Repeat the whole listing exactly.
┄┄┄┄┄┄┄┄┄┄
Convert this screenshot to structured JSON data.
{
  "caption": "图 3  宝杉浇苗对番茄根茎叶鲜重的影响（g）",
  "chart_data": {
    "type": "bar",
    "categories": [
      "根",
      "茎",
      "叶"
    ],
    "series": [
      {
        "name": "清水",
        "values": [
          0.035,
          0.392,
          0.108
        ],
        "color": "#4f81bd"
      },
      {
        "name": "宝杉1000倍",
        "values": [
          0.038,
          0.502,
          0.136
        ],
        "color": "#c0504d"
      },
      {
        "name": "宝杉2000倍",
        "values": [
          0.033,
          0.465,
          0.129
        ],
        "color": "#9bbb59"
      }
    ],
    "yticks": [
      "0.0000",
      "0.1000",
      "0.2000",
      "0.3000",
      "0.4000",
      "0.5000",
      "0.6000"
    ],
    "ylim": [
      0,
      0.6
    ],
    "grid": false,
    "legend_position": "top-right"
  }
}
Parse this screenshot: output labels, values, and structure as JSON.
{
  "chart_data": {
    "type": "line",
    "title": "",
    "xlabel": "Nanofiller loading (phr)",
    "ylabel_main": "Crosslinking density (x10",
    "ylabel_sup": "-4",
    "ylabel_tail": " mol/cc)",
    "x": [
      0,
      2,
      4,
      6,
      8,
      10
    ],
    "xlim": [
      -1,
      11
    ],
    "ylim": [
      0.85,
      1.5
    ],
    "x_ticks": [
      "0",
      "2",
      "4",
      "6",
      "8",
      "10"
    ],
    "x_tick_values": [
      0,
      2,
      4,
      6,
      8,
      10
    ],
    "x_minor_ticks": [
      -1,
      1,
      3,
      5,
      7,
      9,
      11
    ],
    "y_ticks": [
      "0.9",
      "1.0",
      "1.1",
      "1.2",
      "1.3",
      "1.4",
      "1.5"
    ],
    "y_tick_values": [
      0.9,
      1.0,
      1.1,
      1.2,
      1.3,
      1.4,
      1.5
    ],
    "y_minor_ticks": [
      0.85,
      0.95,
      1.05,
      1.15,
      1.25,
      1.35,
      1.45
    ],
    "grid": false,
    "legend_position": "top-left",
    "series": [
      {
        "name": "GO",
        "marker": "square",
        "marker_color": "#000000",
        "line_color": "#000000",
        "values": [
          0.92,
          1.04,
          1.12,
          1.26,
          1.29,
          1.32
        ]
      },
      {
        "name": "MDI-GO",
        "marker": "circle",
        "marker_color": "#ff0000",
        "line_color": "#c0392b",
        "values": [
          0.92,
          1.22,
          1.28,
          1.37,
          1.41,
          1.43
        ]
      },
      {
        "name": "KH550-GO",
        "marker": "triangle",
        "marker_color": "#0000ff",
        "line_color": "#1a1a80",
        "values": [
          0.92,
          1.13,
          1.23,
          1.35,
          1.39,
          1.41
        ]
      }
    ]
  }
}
┄┄┄┄┄┄┄┄┄┄
EXERCISE RESPONSE
Convert this screenshot to structured JSON data.
{
  "caption": "图 3  宝杉浇苗对番茄根茎叶鲜重的影响（g）",
  "chart_data": {
    "type": "bar",
    "categories": [
      "根",
      "茎",
      "叶"
    ],
    "series": [
      {
        "name": "清水",
        "values": [
          0.035,
          0.392,
          0.108
        ],
        "color": "#4f81bd"
      },
      {
        "name": "宝杉1000倍",
        "values": [
          0.038,
          0.502,
          0.136
        ],
        "color": "#c0504d"
      },
      {
        "name": "宝杉2000倍",
        "values": [
          0.033,
          0.465,
          0.129
        ],
        "color": "#9bbb59"
      }
    ],
    "yticks": [
      "0.0000",
      "0.1000",
      "0.2000",
      "0.3000",
      "0.4000",
      "0.5000",
      "0.6000"
    ],
    "ylim": [
      0,
      0.6
    ],
    "grid": false,
    "legend_position": "top-right"
  }
}
Parse this screenshot: output labels, values, and structure as JSON.
{
  "chart_data": {
    "type": "line",
    "title": "",
    "xlabel": "Nanofiller loading (phr)",
    "ylabel_main": "Crosslinking density (x10",
    "ylabel_sup": "-4",
    "ylabel_tail": " mol/cc)",
    "x": [
      0,
      2,
      4,
      6,
      8,
      10
    ],
    "xlim": [
      -1,
      11
    ],
    "ylim": [
      0.85,
      1.5
    ],
    "x_ticks": [
      "0",
      "2",
      "4",
      "6",
      "8",
      "10"
    ],
    "x_tick_values": [
      0,
      2,
      4,
      6,
      8,
      10
    ],
    "x_minor_ticks": [
      -1,
      1,
      3,
      5,
      7,
      9,
      11
    ],
    "y_ticks": [
      "0.9",
      "1.0",
      "1.1",
      "1.2",
      "1.3",
      "1.4",
      "1.5"
    ],
    "y_tick_values": [
      0.9,
      1.0,
      1.1,
      1.2,
      1.3,
      1.4,
      1.5
    ],
    "y_minor_ticks": [
      0.85,
      0.95,
      1.05,
      1.15,
      1.25,
      1.35,
      1.45
    ],
    "grid": false,
    "legend_position": "top-left",
    "series": [
      {
        "name": "GO",
        "marker": "square",
        "marker_color": "#000000",
        "line_color": "#000000",
        "values": [
          0.92,
          1.04,
          1.12,
          1.26,
          1.29,
          1.32
        ]
      },
      {
        "name": "MDI-GO",
        "marker": "circle",
        "marker_color": "#ff0000",
        "line_color": "#c0392b",
        "values": [
          0.92,
          1.22,
          1.28,
          1.37,
          1.41,
          1.43
        ]
      },
      {
        "name": "KH550-GO",
        "marker": "triangle",
        "marker_color": "#0000ff",
        "line_color": "#1a1a80",
        "values": [
          0.92,
          1.13,
          1.23,
          1.35,
          1.39,
          1.41
        ]
      }
    ]
  }
}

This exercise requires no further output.